— Begin DATA FOR THIS TASK —
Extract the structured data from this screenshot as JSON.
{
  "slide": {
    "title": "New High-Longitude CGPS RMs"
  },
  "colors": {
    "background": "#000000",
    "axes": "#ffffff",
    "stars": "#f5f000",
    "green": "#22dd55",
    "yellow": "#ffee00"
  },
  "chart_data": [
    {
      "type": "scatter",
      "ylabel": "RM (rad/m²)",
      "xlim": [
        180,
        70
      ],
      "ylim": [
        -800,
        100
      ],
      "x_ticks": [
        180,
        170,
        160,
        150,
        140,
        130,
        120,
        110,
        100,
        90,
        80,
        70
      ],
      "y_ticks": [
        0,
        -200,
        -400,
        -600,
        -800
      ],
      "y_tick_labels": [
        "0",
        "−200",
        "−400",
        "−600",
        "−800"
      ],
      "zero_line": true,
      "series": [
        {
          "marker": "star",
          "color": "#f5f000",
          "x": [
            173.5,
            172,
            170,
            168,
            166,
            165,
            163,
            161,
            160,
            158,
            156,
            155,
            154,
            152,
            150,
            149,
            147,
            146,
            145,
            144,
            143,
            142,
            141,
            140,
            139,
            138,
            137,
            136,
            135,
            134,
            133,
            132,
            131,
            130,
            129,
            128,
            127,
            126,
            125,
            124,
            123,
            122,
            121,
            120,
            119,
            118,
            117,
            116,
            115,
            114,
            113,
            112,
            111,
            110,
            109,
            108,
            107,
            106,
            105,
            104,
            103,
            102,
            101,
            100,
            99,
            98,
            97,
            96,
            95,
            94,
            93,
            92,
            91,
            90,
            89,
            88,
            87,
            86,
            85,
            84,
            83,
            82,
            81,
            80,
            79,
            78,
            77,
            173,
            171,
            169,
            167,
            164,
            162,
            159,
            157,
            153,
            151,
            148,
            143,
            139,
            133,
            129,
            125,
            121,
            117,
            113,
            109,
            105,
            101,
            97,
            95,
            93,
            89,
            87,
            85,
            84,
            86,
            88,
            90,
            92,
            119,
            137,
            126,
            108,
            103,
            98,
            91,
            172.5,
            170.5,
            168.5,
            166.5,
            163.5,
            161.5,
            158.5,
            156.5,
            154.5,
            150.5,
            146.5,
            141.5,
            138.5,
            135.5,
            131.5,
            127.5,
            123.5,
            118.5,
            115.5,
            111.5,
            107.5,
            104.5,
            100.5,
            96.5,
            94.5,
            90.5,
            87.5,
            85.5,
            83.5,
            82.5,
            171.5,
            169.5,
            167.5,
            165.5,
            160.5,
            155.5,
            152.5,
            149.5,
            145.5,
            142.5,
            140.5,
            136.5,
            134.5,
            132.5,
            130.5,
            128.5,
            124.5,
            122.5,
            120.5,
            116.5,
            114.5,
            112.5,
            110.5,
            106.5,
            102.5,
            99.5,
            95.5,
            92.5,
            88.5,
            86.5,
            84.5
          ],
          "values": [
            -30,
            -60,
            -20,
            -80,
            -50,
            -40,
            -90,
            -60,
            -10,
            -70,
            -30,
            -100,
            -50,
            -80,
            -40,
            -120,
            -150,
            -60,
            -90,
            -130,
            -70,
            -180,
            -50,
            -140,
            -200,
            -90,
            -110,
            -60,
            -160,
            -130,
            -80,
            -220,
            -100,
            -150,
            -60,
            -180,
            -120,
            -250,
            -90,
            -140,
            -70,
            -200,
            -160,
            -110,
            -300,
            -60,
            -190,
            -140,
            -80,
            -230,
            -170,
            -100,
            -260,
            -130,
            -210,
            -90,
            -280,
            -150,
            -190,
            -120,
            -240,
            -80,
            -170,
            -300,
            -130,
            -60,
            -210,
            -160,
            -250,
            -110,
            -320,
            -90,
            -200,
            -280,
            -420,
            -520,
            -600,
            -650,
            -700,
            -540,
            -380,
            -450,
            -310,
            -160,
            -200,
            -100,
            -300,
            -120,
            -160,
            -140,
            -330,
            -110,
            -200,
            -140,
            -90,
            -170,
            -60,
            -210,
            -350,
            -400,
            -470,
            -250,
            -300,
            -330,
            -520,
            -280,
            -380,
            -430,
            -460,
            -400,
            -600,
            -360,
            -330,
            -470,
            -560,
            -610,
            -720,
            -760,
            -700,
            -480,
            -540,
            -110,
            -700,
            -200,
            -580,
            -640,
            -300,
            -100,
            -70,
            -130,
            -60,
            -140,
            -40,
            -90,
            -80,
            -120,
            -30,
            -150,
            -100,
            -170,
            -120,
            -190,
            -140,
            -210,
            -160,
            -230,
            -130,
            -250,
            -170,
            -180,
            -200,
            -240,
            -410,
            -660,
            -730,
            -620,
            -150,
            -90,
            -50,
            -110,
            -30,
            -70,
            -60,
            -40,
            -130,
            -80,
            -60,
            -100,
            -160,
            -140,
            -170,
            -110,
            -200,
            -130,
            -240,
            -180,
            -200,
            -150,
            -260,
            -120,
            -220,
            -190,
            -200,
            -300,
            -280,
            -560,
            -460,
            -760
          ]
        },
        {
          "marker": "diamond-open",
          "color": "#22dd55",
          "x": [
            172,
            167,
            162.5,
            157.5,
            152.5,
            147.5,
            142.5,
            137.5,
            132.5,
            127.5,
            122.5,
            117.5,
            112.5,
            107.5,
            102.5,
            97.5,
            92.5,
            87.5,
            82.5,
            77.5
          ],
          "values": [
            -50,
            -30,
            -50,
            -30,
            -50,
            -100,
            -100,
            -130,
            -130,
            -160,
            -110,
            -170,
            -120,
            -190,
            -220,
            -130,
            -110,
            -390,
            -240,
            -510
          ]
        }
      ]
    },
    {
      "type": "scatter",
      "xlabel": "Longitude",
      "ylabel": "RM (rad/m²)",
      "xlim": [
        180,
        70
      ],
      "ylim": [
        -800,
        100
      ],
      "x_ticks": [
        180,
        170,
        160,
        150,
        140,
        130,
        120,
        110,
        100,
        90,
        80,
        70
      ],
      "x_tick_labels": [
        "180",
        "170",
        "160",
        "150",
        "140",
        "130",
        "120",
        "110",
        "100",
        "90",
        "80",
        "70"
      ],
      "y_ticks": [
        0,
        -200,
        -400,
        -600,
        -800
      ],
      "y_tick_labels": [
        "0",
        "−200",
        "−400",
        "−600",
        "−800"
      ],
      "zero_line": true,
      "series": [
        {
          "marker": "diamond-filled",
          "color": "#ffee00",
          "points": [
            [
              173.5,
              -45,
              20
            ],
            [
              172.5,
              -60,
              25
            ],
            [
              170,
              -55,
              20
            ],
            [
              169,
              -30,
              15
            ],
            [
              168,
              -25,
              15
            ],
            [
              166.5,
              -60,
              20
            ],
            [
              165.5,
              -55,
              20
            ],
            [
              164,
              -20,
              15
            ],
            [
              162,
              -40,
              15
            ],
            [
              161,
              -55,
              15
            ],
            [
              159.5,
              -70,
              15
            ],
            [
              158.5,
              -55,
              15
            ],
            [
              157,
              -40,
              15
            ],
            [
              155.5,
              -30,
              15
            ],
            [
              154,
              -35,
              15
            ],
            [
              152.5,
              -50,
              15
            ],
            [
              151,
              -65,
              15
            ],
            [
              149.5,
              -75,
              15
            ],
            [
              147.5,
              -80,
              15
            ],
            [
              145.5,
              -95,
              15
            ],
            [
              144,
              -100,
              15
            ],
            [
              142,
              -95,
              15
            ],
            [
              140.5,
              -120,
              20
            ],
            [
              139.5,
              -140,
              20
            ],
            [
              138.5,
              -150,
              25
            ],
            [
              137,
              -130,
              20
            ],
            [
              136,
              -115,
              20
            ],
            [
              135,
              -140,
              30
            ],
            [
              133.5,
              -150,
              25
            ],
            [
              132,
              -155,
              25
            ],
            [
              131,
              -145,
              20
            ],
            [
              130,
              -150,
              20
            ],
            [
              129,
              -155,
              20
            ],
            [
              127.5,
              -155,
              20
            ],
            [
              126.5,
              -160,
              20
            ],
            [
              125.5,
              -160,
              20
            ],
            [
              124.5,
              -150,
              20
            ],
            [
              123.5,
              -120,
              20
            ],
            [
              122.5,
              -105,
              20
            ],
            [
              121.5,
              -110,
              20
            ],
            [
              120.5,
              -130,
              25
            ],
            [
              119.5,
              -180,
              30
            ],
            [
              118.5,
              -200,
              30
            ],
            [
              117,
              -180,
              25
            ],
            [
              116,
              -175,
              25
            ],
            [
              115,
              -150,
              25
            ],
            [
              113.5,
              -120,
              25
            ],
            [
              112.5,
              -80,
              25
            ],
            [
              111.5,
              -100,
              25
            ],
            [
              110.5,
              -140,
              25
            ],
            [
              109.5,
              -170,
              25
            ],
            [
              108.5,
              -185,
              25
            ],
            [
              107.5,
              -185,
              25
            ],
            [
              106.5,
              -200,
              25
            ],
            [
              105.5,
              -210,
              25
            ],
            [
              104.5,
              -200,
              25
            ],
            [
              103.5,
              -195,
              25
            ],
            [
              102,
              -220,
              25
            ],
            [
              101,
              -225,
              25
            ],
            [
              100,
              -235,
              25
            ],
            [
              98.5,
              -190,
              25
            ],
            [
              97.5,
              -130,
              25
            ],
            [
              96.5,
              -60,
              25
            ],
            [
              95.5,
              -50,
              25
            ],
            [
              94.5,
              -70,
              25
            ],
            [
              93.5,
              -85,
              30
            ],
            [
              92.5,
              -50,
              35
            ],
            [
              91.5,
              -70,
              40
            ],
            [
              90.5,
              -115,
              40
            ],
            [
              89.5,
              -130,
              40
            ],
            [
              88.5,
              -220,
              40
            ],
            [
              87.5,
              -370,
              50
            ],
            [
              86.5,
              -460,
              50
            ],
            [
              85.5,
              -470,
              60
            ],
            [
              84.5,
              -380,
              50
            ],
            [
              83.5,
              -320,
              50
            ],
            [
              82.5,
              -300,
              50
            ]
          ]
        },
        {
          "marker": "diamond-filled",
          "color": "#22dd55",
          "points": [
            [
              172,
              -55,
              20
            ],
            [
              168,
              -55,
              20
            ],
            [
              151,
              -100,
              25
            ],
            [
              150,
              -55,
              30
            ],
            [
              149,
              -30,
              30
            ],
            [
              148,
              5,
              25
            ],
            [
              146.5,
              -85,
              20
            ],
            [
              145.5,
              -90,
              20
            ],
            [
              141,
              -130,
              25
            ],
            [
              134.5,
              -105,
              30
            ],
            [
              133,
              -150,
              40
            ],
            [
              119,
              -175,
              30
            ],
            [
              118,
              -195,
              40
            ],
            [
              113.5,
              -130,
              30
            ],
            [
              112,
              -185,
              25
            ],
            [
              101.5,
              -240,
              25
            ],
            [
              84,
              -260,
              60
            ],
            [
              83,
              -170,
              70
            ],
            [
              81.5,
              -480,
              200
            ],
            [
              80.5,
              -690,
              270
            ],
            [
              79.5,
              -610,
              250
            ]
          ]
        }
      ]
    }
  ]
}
— End DATA FOR THIS TASK —
**PROBLEM TO WORK ON:**
Filter the records, keeping only lines that contain "Longitude", and show those lines.

**WRITTEN SOLUTION:**
    "title": "New High-Longitude CGPS RMs"
      "xlabel": "Longitude",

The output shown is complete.